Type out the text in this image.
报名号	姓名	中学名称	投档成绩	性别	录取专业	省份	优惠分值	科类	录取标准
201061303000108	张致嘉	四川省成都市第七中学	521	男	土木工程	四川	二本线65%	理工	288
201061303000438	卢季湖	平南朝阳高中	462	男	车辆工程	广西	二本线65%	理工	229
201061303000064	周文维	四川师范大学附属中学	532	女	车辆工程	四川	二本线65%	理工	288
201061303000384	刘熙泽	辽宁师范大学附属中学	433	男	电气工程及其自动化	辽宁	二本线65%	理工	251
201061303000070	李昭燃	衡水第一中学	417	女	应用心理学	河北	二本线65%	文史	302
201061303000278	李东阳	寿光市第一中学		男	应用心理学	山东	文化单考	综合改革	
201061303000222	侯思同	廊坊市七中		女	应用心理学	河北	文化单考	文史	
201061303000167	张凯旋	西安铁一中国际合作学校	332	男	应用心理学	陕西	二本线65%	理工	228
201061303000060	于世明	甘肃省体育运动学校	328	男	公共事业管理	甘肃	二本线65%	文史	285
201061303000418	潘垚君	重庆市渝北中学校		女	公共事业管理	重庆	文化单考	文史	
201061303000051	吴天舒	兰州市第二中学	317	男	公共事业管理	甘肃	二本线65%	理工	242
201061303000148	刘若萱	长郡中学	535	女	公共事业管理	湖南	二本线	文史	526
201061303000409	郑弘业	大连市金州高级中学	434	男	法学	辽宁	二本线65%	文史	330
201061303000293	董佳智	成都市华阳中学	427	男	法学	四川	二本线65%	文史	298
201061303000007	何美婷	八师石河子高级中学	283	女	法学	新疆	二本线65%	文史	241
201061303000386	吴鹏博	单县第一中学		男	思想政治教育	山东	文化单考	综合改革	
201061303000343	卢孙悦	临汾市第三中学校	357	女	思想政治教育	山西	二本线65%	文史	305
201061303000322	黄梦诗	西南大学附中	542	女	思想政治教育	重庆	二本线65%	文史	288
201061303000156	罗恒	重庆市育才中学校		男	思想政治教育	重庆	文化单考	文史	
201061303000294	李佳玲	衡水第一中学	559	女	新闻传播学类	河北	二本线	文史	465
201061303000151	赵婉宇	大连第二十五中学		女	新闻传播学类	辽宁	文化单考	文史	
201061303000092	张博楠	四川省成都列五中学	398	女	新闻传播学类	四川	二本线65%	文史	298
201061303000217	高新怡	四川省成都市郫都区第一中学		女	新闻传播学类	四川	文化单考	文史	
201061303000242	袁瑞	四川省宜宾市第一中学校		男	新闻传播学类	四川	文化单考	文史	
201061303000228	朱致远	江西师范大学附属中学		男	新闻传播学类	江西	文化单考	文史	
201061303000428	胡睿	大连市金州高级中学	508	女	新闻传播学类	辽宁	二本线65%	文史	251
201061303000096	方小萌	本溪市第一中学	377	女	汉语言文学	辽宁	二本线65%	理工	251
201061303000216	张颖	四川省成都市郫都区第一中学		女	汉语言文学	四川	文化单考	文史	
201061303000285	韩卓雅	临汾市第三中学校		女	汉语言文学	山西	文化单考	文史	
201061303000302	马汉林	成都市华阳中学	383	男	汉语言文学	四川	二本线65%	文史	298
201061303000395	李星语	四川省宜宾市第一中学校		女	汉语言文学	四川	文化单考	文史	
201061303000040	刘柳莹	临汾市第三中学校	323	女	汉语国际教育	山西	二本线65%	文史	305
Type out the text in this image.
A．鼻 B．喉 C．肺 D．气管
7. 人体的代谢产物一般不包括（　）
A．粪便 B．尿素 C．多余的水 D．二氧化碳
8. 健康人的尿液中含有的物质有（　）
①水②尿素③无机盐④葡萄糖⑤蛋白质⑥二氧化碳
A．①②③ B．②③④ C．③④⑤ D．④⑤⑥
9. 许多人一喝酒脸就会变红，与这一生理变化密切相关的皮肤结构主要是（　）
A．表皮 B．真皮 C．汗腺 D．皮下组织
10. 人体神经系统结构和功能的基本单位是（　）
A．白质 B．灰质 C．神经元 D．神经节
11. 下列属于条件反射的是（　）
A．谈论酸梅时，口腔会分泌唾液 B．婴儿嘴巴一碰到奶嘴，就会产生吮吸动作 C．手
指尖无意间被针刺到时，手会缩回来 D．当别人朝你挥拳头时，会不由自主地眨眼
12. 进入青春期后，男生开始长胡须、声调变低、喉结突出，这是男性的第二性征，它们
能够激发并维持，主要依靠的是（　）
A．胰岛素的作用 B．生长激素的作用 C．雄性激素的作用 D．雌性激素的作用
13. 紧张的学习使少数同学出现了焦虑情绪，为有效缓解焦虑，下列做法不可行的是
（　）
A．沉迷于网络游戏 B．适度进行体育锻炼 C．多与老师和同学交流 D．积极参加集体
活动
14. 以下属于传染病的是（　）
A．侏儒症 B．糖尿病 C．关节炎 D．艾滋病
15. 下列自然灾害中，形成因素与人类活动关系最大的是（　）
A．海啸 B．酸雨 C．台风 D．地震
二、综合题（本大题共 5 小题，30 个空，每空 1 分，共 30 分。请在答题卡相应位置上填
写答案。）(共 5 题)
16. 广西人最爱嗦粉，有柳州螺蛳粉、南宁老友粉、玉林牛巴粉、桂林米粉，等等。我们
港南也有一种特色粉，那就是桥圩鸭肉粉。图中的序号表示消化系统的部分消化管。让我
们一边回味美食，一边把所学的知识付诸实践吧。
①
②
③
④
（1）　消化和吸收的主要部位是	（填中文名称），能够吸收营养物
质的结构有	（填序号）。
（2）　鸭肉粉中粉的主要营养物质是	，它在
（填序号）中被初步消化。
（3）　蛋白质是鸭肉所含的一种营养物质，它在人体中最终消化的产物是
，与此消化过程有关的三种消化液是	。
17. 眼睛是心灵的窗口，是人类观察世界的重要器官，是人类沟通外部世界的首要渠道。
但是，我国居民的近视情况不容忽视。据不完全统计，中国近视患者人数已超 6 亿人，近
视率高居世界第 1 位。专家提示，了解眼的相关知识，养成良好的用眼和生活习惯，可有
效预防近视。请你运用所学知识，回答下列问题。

---------------

• **Prompt**:
Each line of the material should be duplicated exactly, please.

• **Reply to the exercise**:
Type out the text in this image.
报名号	姓名	中学名称	投档成绩	性别	录取专业	省份	优惠分值	科类	录取标准
201061303000108	张致嘉	四川省成都市第七中学	521	男	土木工程	四川	二本线65%	理工	288
201061303000438	卢季湖	平南朝阳高中	462	男	车辆工程	广西	二本线65%	理工	229
201061303000064	周文维	四川师范大学附属中学	532	女	车辆工程	四川	二本线65%	理工	288
201061303000384	刘熙泽	辽宁师范大学附属中学	433	男	电气工程及其自动化	辽宁	二本线65%	理工	251
201061303000070	李昭燃	衡水第一中学	417	女	应用心理学	河北	二本线65%	文史	302
201061303000278	李东阳	寿光市第一中学		男	应用心理学	山东	文化单考	综合改革	
201061303000222	侯思同	廊坊市七中		女	应用心理学	河北	文化单考	文史	
201061303000167	张凯旋	西安铁一中国际合作学校	332	男	应用心理学	陕西	二本线65%	理工	228
201061303000060	于世明	甘肃省体育运动学校	328	男	公共事业管理	甘肃	二本线65%	文史	285
201061303000418	潘垚君	重庆市渝北中学校		女	公共事业管理	重庆	文化单考	文史	
201061303000051	吴天舒	兰州市第二中学	317	男	公共事业管理	甘肃	二本线65%	理工	242
201061303000148	刘若萱	长郡中学	535	女	公共事业管理	湖南	二本线	文史	526
201061303000409	郑弘业	大连市金州高级中学	434	男	法学	辽宁	二本线65%	文史	330
201061303000293	董佳智	成都市华阳中学	427	男	法学	四川	二本线65%	文史	298
201061303000007	何美婷	八师石河子高级中学	283	女	法学	新疆	二本线65%	文史	241
201061303000386	吴鹏博	单县第一中学		男	思想政治教育	山东	文化单考	综合改革	
201061303000343	卢孙悦	临汾市第三中学校	357	女	思想政治教育	山西	二本线65%	文史	305
201061303000322	黄梦诗	西南大学附中	542	女	思想政治教育	重庆	二本线65%	文史	288
201061303000156	罗恒	重庆市育才中学校		男	思想政治教育	重庆	文化单考	文史	
201061303000294	李佳玲	衡水第一中学	559	女	新闻传播学类	河北	二本线	文史	465
201061303000151	赵婉宇	大连第二十五中学		女	新闻传播学类	辽宁	文化单考	文史	
201061303000092	张博楠	四川省成都列五中学	398	女	新闻传播学类	四川	二本线65%	文史	298
201061303000217	高新怡	四川省成都市郫都区第一中学		女	新闻传播学类	四川	文化单考	文史	
201061303000242	袁瑞	四川省宜宾市第一中学校		男	新闻传播学类	四川	文化单考	文史	
201061303000228	朱致远	江西师范大学附属中学		男	新闻传播学类	江西	文化单考	文史	
201061303000428	胡睿	大连市金州高级中学	508	女	新闻传播学类	辽宁	二本线65%	文史	251
201061303000096	方小萌	本溪市第一中学	377	女	汉语言文学	辽宁	二本线65%	理工	251
201061303000216	张颖	四川省成都市郫都区第一中学		女	汉语言文学	四川	文化单考	文史	
201061303000285	韩卓雅	临汾市第三中学校		女	汉语言文学	山西	文化单考	文史	
201061303000302	马汉林	成都市华阳中学	383	男	汉语言文学	四川	二本线65%	文史	298
201061303000395	李星语	四川省宜宾市第一中学校		女	汉语言文学	四川	文化单考	文史	
201061303000040	刘柳莹	临汾市第三中学校	323	女	汉语国际教育	山西	二本线65%	文史	305
Type out the text in this image.
A．鼻 B．喉 C．肺 D．气管
7. 人体的代谢产物一般不包括（　）
A．粪便 B．尿素 C．多余的水 D．二氧化碳
8. 健康人的尿液中含有的物质有（　）
①水②尿素③无机盐④葡萄糖⑤蛋白质⑥二氧化碳
A．①②③ B．②③④ C．③④⑤ D．④⑤⑥
9. 许多人一喝酒脸就会变红，与这一生理变化密切相关的皮肤结构主要是（　）
A．表皮 B．真皮 C．汗腺 D．皮下组织
10. 人体神经系统结构和功能的基本单位是（　）
A．白质 B．灰质 C．神经元 D．神经节
11. 下列属于条件反射的是（　）
A．谈论酸梅时，口腔会分泌唾液 B．婴儿嘴巴一碰到奶嘴，就会产生吮吸动作 C．手
指尖无意间被针刺到时，手会缩回来 D．当别人朝你挥拳头时，会不由自主地眨眼
12. 进入青春期后，男生开始长胡须、声调变低、喉结突出，这是男性的第二性征，它们
能够激发并维持，主要依靠的是（　）
A．胰岛素的作用 B．生长激素的作用 C．雄性激素的作用 D．雌性激素的作用
13. 紧张的学习使少数同学出现了焦虑情绪，为有效缓解焦虑，下列做法不可行的是
（　）
A．沉迷于网络游戏 B．适度进行体育锻炼 C．多与老师和同学交流 D．积极参加集体
活动
14. 以下属于传染病的是（　）
A．侏儒症 B．糖尿病 C．关节炎 D．艾滋病
15. 下列自然灾害中，形成因素与人类活动关系最大的是（　）
A．海啸 B．酸雨 C．台风 D．地震
二、综合题（本大题共 5 小题，30 个空，每空 1 分，共 30 分。请在答题卡相应位置上填
写答案。）(共 5 题)
16. 广西人最爱嗦粉，有柳州螺蛳粉、南宁老友粉、玉林牛巴粉、桂林米粉，等等。我们
港南也有一种特色粉，那就是桥圩鸭肉粉。图中的序号表示消化系统的部分消化管。让我
们一边回味美食，一边把所学的知识付诸实践吧。
①
②
③
④
（1）　消化和吸收的主要部位是	（填中文名称），能够吸收营养物
质的结构有	（填序号）。
（2）　鸭肉粉中粉的主要营养物质是	，它在
（填序号）中被初步消化。
（3）　蛋白质是鸭肉所含的一种营养物质，它在人体中最终消化的产物是
，与此消化过程有关的三种消化液是	。
17. 眼睛是心灵的窗口，是人类观察世界的重要器官，是人类沟通外部世界的首要渠道。
但是，我国居民的近视情况不容忽视。据不完全统计，中国近视患者人数已超 6 亿人，近
视率高居世界第 1 位。专家提示，了解眼的相关知识，养成良好的用眼和生活习惯，可有
效预防近视。请你运用所学知识，回答下列问题。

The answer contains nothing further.